— Begin RECORD EXCERPTS —

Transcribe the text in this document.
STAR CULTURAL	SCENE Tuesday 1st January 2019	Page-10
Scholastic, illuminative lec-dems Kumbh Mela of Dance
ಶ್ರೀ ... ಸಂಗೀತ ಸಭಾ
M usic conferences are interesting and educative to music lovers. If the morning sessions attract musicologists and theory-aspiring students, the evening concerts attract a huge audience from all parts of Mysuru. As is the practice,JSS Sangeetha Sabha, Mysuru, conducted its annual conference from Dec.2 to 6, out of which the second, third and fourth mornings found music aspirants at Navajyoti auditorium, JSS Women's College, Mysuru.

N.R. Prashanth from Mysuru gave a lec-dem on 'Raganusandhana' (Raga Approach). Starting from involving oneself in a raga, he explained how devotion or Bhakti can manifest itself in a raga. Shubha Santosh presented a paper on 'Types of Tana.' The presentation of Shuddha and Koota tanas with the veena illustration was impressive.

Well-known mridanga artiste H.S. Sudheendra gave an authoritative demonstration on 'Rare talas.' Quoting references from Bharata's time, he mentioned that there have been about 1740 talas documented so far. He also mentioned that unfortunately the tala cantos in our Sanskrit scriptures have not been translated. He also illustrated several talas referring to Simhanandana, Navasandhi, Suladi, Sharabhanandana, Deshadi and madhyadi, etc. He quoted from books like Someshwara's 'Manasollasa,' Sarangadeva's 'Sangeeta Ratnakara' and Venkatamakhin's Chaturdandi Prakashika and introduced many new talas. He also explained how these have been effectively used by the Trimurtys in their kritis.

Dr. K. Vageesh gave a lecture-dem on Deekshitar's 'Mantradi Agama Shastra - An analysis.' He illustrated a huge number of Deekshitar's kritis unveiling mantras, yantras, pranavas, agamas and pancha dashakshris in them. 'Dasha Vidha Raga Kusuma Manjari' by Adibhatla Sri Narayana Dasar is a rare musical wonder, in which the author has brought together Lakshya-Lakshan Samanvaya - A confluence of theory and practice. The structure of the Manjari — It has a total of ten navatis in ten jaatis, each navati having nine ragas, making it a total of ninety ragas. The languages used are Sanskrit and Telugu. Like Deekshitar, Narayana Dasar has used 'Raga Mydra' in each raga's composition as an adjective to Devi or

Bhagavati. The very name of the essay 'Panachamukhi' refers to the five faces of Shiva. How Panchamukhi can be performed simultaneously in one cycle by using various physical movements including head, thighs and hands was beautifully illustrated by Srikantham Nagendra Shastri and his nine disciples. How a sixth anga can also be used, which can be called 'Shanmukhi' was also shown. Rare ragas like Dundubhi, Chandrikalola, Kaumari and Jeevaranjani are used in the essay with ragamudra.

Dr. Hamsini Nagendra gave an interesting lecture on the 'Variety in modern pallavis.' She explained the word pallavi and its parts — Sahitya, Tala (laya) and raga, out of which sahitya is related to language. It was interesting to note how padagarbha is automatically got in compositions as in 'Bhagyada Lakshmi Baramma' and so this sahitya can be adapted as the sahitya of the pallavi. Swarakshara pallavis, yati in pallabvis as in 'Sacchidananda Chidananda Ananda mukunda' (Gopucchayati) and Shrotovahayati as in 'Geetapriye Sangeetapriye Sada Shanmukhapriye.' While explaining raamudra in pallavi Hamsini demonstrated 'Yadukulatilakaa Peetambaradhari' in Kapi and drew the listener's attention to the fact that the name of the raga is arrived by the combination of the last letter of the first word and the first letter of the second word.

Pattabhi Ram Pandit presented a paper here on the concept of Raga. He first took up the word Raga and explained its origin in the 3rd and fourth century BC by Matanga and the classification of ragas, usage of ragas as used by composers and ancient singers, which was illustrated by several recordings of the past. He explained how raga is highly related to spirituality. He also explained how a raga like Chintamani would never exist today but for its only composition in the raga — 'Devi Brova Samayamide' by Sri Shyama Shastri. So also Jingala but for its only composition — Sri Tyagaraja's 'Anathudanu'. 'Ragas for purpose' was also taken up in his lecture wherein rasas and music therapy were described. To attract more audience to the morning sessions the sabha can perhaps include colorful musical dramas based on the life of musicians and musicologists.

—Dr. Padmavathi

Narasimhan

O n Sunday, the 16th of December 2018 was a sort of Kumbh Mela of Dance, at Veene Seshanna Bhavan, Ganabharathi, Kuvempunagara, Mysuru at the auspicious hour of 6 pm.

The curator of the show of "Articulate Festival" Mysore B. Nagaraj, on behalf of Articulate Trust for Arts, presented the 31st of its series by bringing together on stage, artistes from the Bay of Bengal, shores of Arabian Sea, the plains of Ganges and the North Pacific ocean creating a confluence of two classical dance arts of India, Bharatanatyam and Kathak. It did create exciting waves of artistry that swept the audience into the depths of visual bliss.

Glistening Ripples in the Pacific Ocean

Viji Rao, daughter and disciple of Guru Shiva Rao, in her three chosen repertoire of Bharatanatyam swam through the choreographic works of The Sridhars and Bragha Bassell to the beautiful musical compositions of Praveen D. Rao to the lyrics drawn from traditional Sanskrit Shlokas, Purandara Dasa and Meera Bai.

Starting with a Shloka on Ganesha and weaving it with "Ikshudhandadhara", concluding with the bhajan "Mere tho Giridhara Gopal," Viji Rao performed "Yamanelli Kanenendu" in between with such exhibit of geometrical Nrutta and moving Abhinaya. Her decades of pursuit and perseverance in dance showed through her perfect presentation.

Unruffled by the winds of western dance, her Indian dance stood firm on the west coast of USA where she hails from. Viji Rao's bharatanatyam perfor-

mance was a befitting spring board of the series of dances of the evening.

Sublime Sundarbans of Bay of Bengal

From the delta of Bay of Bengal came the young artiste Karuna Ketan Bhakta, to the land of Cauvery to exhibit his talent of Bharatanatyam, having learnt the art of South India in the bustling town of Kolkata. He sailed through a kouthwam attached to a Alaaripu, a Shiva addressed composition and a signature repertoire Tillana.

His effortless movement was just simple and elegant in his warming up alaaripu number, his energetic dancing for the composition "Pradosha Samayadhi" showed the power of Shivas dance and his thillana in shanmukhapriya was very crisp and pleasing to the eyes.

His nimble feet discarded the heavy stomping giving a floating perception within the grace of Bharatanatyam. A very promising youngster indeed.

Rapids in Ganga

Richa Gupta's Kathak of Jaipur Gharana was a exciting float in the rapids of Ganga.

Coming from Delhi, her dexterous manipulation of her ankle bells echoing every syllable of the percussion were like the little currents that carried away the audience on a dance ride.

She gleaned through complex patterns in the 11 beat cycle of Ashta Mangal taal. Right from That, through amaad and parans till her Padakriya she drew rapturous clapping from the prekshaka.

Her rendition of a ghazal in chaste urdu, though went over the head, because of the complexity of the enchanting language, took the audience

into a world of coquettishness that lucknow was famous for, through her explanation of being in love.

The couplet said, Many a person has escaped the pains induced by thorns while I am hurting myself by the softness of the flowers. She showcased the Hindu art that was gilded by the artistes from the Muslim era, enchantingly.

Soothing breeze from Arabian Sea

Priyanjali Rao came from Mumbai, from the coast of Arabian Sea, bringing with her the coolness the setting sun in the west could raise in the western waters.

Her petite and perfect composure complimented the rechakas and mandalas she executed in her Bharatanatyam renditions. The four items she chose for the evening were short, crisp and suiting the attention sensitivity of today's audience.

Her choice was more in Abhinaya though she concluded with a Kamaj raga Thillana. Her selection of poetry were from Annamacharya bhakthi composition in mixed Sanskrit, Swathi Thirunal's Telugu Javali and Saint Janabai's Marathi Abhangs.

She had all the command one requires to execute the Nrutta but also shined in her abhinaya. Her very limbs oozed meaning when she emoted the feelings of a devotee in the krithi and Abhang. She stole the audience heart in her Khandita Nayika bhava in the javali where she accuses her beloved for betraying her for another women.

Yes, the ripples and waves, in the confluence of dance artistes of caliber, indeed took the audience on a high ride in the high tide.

— End RECORD EXCERPTS —

WORK INSTRUCTIONS -
From the entries above, pull out each line that includes "word".

FINAL RESULT -
Dr. Hamsini Nagendra gave an interesting lecture on the 'Variety in modern pallavis.' She explained the word pallavi and its parts — Sahitya, Tala (laya) and raga, out of which sahitya is related to language. It was interesting to note how padagarbha is automatically got in compositions as in 'Bhagyada Lakshmi Baramma' and so this sahitya can be adapted as the sahitya of the pallavi. Swarakshara pallavis, yati in pallabvis as in 'Sacchidananda Chidananda Ananda mukunda' (Gopucchayati) and Shrotovahayati as in 'Geetapriye Sangeetapriye Sada Shanmukhapriye.' While explaining raamudra in pallavi Hamsini demonstrated 'Yadukulatilakaa Peetambaradhari' in Kapi and drew the listener's attention to the fact that the name of the raga is arrived by the combination of the last letter of the first word and the first letter of the second word.
Pattabhi Ram Pandit presented a paper here on the concept of Raga. He first took up the word Raga and explained its origin in the 3rd and fourth century BC by Matanga and the classification of ragas, usage of ragas as used by composers and ancient singers, which was illustrated by several recordings of the past. He explained how raga is highly related to spirituality. He also explained how a raga like Chintamani would never exist today but for its only composition in the raga — 'Devi Brova Samayamide' by Sri Shyama Shastri. So also Jingala but for its only composition — Sri Tyagaraja's 'Anathudanu'. 'Ragas for purpose' was also taken up in his lecture wherein rasas and music therapy were described. To attract more audience to the morning sessions the sabha can perhaps include colorful musical dramas based on the life of musicians and musicologists.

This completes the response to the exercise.